- **Your instructions**
Copy out the data exactly, leaving the pictures behind.
━━ Available records
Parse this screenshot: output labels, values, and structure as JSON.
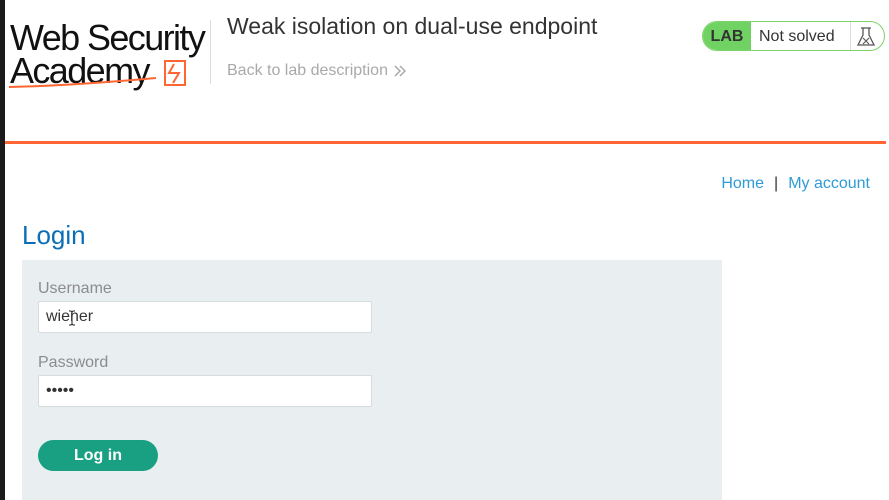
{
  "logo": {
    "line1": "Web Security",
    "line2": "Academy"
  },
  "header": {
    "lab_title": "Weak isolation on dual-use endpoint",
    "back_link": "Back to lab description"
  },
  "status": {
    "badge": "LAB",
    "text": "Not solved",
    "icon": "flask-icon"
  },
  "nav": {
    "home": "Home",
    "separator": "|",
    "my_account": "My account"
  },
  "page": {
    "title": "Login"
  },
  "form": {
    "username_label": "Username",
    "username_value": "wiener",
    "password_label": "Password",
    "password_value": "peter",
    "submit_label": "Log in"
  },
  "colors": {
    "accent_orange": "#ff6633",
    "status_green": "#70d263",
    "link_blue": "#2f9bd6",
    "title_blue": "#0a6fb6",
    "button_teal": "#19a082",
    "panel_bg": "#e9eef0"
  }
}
━━━━
- **The result**
Parse this screenshot: output labels, values, and structure as JSON.
{
  "logo": {
    "line1": "Web Security",
    "line2": "Academy"
  },
  "header": {
    "lab_title": "Weak isolation on dual-use endpoint",
    "back_link": "Back to lab description"
  },
  "status": {
    "badge": "LAB",
    "text": "Not solved",
    "icon": "flask-icon"
  },
  "nav": {
    "home": "Home",
    "separator": "|",
    "my_account": "My account"
  },
  "page": {
    "title": "Login"
  },
  "form": {
    "username_label": "Username",
    "username_value": "wiener",
    "password_label": "Password",
    "password_value": "peter",
    "submit_label": "Log in"
  },
  "colors": {
    "accent_orange": "#ff6633",
    "status_green": "#70d263",
    "link_blue": "#2f9bd6",
    "title_blue": "#0a6fb6",
    "button_teal": "#19a082",
    "panel_bg": "#e9eef0"
  }
}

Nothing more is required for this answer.